Task requirements
Locate each line below that includes "Register" and reproduce it.

Collected data

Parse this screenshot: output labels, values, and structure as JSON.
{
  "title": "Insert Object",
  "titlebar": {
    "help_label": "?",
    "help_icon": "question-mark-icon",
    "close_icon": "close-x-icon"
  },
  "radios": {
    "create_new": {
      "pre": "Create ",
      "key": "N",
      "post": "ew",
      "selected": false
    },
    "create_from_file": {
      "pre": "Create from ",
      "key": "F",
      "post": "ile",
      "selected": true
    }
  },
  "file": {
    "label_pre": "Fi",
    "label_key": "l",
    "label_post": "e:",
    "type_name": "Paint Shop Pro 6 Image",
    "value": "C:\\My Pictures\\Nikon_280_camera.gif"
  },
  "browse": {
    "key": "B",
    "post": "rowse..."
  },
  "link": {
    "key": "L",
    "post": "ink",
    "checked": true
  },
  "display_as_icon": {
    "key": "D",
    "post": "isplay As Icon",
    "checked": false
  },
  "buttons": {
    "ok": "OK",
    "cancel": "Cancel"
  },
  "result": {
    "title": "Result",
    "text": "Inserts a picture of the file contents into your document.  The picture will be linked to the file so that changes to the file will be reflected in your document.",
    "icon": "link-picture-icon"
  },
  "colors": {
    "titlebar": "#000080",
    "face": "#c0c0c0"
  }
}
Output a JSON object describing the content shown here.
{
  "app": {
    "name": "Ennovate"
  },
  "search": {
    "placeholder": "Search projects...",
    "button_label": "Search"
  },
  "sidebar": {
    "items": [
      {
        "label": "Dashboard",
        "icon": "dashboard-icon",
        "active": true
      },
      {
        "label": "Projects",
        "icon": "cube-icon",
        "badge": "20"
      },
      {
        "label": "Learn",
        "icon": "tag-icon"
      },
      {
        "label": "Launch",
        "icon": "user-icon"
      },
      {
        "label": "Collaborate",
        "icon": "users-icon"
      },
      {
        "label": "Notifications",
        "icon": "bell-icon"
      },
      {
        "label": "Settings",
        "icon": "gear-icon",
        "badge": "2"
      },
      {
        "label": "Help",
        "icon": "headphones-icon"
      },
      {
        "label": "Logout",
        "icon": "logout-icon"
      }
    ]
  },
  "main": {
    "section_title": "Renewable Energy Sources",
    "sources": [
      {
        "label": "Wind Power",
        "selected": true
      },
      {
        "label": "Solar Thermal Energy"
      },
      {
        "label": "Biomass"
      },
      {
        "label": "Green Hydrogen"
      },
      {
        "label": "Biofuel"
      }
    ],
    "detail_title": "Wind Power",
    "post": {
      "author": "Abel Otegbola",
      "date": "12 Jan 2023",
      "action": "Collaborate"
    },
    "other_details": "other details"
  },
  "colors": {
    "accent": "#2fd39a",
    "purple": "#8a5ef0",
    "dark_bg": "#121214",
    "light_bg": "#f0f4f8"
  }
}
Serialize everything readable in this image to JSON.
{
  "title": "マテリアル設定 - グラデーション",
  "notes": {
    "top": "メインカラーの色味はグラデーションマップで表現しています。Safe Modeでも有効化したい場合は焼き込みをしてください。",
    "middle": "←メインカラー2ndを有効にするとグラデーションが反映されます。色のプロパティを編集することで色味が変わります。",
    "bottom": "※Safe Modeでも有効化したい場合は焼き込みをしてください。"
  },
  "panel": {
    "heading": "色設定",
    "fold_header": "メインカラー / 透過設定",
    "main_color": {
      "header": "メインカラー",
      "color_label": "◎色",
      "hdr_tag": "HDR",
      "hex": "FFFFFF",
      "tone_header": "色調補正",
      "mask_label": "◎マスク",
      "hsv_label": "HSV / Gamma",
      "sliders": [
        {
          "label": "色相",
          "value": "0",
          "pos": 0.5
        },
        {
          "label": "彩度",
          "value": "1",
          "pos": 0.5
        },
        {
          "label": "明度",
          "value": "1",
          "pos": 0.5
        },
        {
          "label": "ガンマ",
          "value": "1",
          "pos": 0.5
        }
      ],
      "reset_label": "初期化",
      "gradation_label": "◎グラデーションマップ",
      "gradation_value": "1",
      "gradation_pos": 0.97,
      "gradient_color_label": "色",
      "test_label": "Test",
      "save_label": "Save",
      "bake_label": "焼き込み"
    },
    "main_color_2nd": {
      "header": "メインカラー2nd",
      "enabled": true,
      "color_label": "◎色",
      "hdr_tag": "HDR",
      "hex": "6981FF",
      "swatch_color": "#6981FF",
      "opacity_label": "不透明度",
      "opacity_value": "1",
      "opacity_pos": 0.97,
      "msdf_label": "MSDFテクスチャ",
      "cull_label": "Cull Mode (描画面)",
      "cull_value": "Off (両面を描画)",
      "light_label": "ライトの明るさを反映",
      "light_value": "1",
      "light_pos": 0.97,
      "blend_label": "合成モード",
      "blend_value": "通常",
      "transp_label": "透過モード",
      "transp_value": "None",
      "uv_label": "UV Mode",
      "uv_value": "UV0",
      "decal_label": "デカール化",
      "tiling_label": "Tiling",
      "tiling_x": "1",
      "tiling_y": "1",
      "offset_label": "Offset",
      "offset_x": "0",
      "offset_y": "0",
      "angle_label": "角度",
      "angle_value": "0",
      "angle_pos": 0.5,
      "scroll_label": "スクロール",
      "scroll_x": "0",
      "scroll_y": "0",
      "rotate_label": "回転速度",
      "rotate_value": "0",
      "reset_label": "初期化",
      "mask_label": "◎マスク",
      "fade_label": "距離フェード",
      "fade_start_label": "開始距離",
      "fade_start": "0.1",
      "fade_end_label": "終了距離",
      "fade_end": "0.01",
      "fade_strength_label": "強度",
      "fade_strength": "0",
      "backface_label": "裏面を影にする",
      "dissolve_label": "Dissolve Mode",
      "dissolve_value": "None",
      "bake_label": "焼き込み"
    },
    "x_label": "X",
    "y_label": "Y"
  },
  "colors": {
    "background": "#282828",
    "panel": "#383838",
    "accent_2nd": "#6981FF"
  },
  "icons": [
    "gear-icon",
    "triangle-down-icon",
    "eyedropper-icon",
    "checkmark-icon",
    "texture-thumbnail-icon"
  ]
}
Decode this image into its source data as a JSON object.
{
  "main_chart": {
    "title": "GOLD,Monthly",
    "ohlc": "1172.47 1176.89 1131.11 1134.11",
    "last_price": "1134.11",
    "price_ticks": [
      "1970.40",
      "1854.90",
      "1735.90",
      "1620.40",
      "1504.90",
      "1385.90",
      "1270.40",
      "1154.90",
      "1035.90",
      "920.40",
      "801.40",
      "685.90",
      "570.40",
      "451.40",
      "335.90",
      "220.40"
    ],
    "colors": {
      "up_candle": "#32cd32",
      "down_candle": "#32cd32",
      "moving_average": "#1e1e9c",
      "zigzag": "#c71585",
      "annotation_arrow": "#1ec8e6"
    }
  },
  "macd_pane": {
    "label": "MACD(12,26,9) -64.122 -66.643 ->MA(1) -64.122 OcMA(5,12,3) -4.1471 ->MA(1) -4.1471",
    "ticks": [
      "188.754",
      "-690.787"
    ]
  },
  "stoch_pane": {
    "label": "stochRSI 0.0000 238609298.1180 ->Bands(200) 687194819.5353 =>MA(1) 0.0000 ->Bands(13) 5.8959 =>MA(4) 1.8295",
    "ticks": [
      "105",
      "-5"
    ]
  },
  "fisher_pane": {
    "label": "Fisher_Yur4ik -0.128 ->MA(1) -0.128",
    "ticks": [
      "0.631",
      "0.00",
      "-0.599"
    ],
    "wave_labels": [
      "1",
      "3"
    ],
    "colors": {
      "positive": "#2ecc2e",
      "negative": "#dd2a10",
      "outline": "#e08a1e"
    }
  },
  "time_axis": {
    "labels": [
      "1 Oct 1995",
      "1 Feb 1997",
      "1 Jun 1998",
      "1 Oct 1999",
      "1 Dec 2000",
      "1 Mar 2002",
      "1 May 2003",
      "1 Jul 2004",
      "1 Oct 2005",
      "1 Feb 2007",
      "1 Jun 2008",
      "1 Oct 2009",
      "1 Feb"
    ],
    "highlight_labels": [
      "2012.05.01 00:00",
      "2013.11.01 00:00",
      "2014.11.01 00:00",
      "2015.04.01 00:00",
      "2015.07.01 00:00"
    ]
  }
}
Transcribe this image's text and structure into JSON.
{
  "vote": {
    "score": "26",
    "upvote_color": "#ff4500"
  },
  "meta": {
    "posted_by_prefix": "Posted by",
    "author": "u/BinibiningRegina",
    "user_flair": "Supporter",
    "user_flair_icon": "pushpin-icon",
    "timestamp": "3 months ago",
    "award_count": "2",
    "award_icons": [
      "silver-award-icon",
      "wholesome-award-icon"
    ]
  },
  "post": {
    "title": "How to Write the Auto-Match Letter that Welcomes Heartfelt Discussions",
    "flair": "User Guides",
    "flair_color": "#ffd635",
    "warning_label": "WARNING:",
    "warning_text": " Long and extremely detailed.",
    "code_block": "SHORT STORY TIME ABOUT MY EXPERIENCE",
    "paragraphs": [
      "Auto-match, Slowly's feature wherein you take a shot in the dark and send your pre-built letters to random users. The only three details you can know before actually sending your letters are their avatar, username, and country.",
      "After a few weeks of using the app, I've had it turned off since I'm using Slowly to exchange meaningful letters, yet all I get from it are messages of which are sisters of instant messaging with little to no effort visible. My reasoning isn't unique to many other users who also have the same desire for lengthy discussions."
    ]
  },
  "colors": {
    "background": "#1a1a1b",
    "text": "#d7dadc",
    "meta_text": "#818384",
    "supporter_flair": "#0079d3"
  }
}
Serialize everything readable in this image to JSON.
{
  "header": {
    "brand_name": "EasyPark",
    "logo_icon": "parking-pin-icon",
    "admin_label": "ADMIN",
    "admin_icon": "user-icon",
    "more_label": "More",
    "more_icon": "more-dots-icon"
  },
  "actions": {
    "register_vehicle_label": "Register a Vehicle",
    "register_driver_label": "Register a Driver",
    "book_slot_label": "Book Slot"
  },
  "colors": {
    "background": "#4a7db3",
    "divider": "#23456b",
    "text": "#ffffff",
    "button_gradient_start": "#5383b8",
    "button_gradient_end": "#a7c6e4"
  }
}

Solution to the exercise
    "register_vehicle_label": "Register a Vehicle",
    "register_driver_label": "Register a Driver",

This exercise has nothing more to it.